──────── INFORMATION SUPPLIED ────────
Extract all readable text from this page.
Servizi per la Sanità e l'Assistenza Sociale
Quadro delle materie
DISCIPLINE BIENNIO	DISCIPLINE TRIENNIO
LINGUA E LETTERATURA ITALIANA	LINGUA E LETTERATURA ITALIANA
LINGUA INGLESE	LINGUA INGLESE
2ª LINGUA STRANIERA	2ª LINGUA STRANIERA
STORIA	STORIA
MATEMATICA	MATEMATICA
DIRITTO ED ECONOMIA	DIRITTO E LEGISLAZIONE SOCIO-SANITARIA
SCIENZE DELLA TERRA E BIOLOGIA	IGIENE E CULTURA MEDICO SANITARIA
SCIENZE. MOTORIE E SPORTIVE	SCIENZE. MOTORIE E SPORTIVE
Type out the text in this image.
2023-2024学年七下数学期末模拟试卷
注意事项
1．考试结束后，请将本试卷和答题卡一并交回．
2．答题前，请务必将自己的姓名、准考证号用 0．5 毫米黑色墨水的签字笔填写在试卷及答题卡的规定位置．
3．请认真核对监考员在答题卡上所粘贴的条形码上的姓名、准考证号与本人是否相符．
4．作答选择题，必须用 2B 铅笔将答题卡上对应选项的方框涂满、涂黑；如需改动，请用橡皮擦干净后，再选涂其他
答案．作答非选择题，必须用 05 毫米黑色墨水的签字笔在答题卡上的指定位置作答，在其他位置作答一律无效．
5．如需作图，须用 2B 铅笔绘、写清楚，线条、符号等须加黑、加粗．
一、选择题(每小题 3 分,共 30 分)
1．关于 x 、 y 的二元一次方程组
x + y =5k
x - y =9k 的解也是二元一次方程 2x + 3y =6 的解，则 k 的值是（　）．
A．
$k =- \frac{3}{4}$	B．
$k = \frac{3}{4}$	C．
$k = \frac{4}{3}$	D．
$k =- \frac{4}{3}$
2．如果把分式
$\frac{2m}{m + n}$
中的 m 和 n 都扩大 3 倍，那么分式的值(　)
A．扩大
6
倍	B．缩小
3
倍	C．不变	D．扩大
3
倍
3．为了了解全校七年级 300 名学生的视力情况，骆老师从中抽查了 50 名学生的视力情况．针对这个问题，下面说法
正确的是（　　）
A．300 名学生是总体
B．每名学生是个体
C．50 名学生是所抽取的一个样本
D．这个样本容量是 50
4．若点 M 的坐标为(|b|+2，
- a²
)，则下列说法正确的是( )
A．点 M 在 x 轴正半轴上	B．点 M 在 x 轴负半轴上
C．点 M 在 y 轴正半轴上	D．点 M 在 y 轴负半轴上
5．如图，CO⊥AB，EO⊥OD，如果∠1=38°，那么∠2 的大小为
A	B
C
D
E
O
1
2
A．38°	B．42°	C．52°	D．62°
────────
SHORT EXERCISE: Recite the full listing above exactly.

SOLUTION TO THIS EXERCISE:
Extract all readable text from this page.
Servizi per la Sanità e l'Assistenza Sociale
Quadro delle materie
DISCIPLINE BIENNIO	DISCIPLINE TRIENNIO
LINGUA E LETTERATURA ITALIANA	LINGUA E LETTERATURA ITALIANA
LINGUA INGLESE	LINGUA INGLESE
2ª LINGUA STRANIERA	2ª LINGUA STRANIERA
STORIA	STORIA
MATEMATICA	MATEMATICA
DIRITTO ED ECONOMIA	DIRITTO E LEGISLAZIONE SOCIO-SANITARIA
SCIENZE DELLA TERRA E BIOLOGIA	IGIENE E CULTURA MEDICO SANITARIA
SCIENZE. MOTORIE E SPORTIVE	SCIENZE. MOTORIE E SPORTIVE
Type out the text in this image.
2023-2024学年七下数学期末模拟试卷
注意事项
1．考试结束后，请将本试卷和答题卡一并交回．
2．答题前，请务必将自己的姓名、准考证号用 0．5 毫米黑色墨水的签字笔填写在试卷及答题卡的规定位置．
3．请认真核对监考员在答题卡上所粘贴的条形码上的姓名、准考证号与本人是否相符．
4．作答选择题，必须用 2B 铅笔将答题卡上对应选项的方框涂满、涂黑；如需改动，请用橡皮擦干净后，再选涂其他
答案．作答非选择题，必须用 05 毫米黑色墨水的签字笔在答题卡上的指定位置作答，在其他位置作答一律无效．
5．如需作图，须用 2B 铅笔绘、写清楚，线条、符号等须加黑、加粗．
一、选择题(每小题 3 分,共 30 分)
1．关于 x 、 y 的二元一次方程组
x + y =5k
x - y =9k 的解也是二元一次方程 2x + 3y =6 的解，则 k 的值是（　）．
A．
$k =- \frac{3}{4}$	B．
$k = \frac{3}{4}$	C．
$k = \frac{4}{3}$	D．
$k =- \frac{4}{3}$
2．如果把分式
$\frac{2m}{m + n}$
中的 m 和 n 都扩大 3 倍，那么分式的值(　)
A．扩大
6
倍	B．缩小
3
倍	C．不变	D．扩大
3
倍
3．为了了解全校七年级 300 名学生的视力情况，骆老师从中抽查了 50 名学生的视力情况．针对这个问题，下面说法
正确的是（　　）
A．300 名学生是总体
B．每名学生是个体
C．50 名学生是所抽取的一个样本
D．这个样本容量是 50
4．若点 M 的坐标为(|b|+2，
- a²
)，则下列说法正确的是( )
A．点 M 在 x 轴正半轴上	B．点 M 在 x 轴负半轴上
C．点 M 在 y 轴正半轴上	D．点 M 在 y 轴负半轴上
5．如图，CO⊥AB，EO⊥OD，如果∠1=38°，那么∠2 的大小为
A	B
C
D
E
O
1
2
A．38°	B．42°	C．52°	D．62°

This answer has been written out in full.